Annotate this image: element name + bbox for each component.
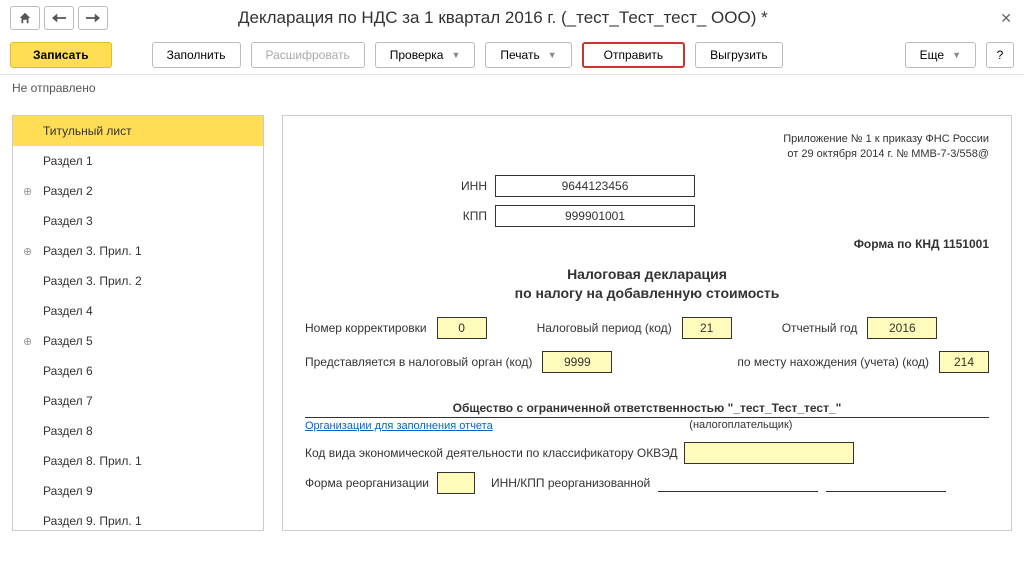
sidebar-item[interactable]: Раздел 9. Прил. 1 <box>13 506 263 531</box>
taxpayer-sub: (налогоплательщик) <box>493 419 989 431</box>
help-button[interactable]: ? <box>986 42 1014 68</box>
sidebar-item-label: Раздел 5 <box>43 334 93 348</box>
form-appendix-note: Приложение № 1 к приказу ФНС России от 2… <box>305 132 989 163</box>
sidebar-item[interactable]: ⊕ Раздел 5 <box>13 326 263 356</box>
sidebar-item-label: Раздел 2 <box>43 184 93 198</box>
sidebar-item-label: Раздел 9 <box>43 484 93 498</box>
form-area: Приложение № 1 к приказу ФНС России от 2… <box>282 115 1012 531</box>
inn-field[interactable]: 9644123456 <box>495 175 695 197</box>
sidebar-item-label: Раздел 8. Прил. 1 <box>43 454 142 468</box>
sidebar-item[interactable]: Раздел 3 <box>13 206 263 236</box>
location-field[interactable]: 214 <box>939 351 989 373</box>
sidebar-item[interactable]: Титульный лист <box>13 116 263 146</box>
sidebar-item[interactable]: Раздел 9 <box>13 476 263 506</box>
sidebar-item-label: Раздел 4 <box>43 304 93 318</box>
sidebar-item[interactable]: Раздел 4 <box>13 296 263 326</box>
sidebar-item-label: Раздел 6 <box>43 364 93 378</box>
sidebar-item[interactable]: ⊕ Раздел 2 <box>13 176 263 206</box>
sidebar-item-label: Раздел 9. Прил. 1 <box>43 514 142 528</box>
fill-button[interactable]: Заполнить <box>152 42 241 68</box>
export-button[interactable]: Выгрузить <box>695 42 783 68</box>
sidebar-item-label: Раздел 3. Прил. 1 <box>43 244 142 258</box>
form-code: Форма по КНД 1151001 <box>305 237 989 251</box>
kpp-label: КПП <box>305 209 495 223</box>
sidebar-item-label: Раздел 7 <box>43 394 93 408</box>
chevron-down-icon: ▼ <box>451 50 460 60</box>
okved-field[interactable] <box>684 442 854 464</box>
sidebar-item[interactable]: Раздел 8. Прил. 1 <box>13 446 263 476</box>
window-title: Декларация по НДС за 1 квартал 2016 г. (… <box>238 8 768 28</box>
send-button[interactable]: Отправить <box>582 42 686 68</box>
sidebar-item[interactable]: Раздел 6 <box>13 356 263 386</box>
chevron-down-icon: ▼ <box>548 50 557 60</box>
year-label: Отчетный год <box>782 321 858 335</box>
org-link[interactable]: Организации для заполнения отчета <box>305 420 493 432</box>
chevron-down-icon: ▼ <box>952 50 961 60</box>
reorg-inn-label: ИНН/КПП реорганизованной <box>491 476 650 490</box>
okved-label: Код вида экономической деятельности по к… <box>305 446 678 460</box>
decode-button: Расшифровать <box>251 42 365 68</box>
correction-label: Номер корректировки <box>305 321 427 335</box>
sidebar-item-label: Раздел 3 <box>43 214 93 228</box>
sidebar-item[interactable]: Раздел 1 <box>13 146 263 176</box>
reorg-inn-field[interactable] <box>658 474 818 492</box>
sidebar-item-label: Раздел 1 <box>43 154 93 168</box>
form-heading: Налоговая декларация по налогу на добавл… <box>305 265 989 303</box>
expand-icon[interactable]: ⊕ <box>23 335 32 348</box>
expand-icon[interactable]: ⊕ <box>23 185 32 198</box>
close-icon[interactable]: ✕ <box>1000 10 1012 27</box>
reorg-form-field[interactable] <box>437 472 475 494</box>
inn-label: ИНН <box>305 179 495 193</box>
expand-icon[interactable]: ⊕ <box>23 245 32 258</box>
sidebar-item-label: Титульный лист <box>43 124 132 138</box>
home-button[interactable] <box>10 6 40 30</box>
forward-button[interactable] <box>78 6 108 30</box>
year-field[interactable]: 2016 <box>867 317 937 339</box>
sidebar-item[interactable]: ⊕ Раздел 3. Прил. 1 <box>13 236 263 266</box>
save-button[interactable]: Записать <box>10 42 112 68</box>
tax-org-label: Представляется в налоговый орган (код) <box>305 355 532 369</box>
status-text: Не отправлено <box>0 75 1024 101</box>
back-button[interactable] <box>44 6 74 30</box>
more-button[interactable]: Еще▼ <box>905 42 976 68</box>
sidebar-item-label: Раздел 3. Прил. 2 <box>43 274 142 288</box>
location-label: по месту нахождения (учета) (код) <box>737 355 929 369</box>
correction-field[interactable]: 0 <box>437 317 487 339</box>
period-label: Налоговый период (код) <box>537 321 672 335</box>
reorg-kpp-field[interactable] <box>826 474 946 492</box>
kpp-field[interactable]: 999901001 <box>495 205 695 227</box>
org-name: Общество с ограниченной ответственностью… <box>305 401 989 418</box>
sidebar-item[interactable]: Раздел 3. Прил. 2 <box>13 266 263 296</box>
sidebar-item[interactable]: Раздел 8 <box>13 416 263 446</box>
tax-org-field[interactable]: 9999 <box>542 351 612 373</box>
print-button[interactable]: Печать▼ <box>485 42 571 68</box>
reorg-form-label: Форма реорганизации <box>305 476 429 490</box>
section-sidebar: Титульный лист Раздел 1 ⊕ Раздел 2 Раздел 3 ⊕… <box>12 115 264 531</box>
sidebar-item-label: Раздел 8 <box>43 424 93 438</box>
sidebar-item[interactable]: Раздел 7 <box>13 386 263 416</box>
period-field[interactable]: 21 <box>682 317 732 339</box>
check-button[interactable]: Проверка▼ <box>375 42 476 68</box>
+ + + +
_Problem statement_:
Please copy the items from the line containing "sidebar-item[interactable]: Раздел 9." through the line containing "kpp-label: КПП <box>305 209 495 223</box>", both included, without any changes.

_Solution to this problem_:
sidebar-item[interactable]: Раздел 9. Прил. 1 <box>13 506 263 531</box>
taxpayer-sub: (налогоплательщик) <box>493 419 989 431</box>
help-button[interactable]: ? <box>986 42 1014 68</box>
sidebar-item-label: Раздел 5 <box>43 334 93 348</box>
form-appendix-note: Приложение № 1 к приказу ФНС России от 2… <box>305 132 989 163</box>
sidebar-item[interactable]: ⊕ Раздел 5 <box>13 326 263 356</box>
sidebar-item-label: Раздел 2 <box>43 184 93 198</box>
sidebar-item-label: Раздел 9 <box>43 484 93 498</box>
form-area: Приложение № 1 к приказу ФНС России от 2… <box>282 115 1012 531</box>
inn-field[interactable]: 9644123456 <box>495 175 695 197</box>
sidebar-item-label: Раздел 8. Прил. 1 <box>43 454 142 468</box>
sidebar-item[interactable]: Раздел 3 <box>13 206 263 236</box>
location-field[interactable]: 214 <box>939 351 989 373</box>
sidebar-item[interactable]: Титульный лист <box>13 116 263 146</box>
sidebar-item[interactable]: Раздел 9 <box>13 476 263 506</box>
sidebar-item-label: Раздел 4 <box>43 304 93 318</box>
sidebar-item[interactable]: Раздел 4 <box>13 296 263 326</box>
sidebar-item-label: Раздел 6 <box>43 364 93 378</box>
sidebar-item[interactable]: ⊕ Раздел 2 <box>13 176 263 206</box>
sidebar-item-label: Раздел 9. Прил. 1 <box>43 514 142 528</box>
fill-button[interactable]: Заполнить <box>152 42 241 68</box>
export-button[interactable]: Выгрузить <box>695 42 783 68</box>
sidebar-item-label: Раздел 3. Прил. 1 <box>43 244 142 258</box>
form-code: Форма по КНД 1151001 <box>305 237 989 251</box>
kpp-label: КПП <box>305 209 495 223</box>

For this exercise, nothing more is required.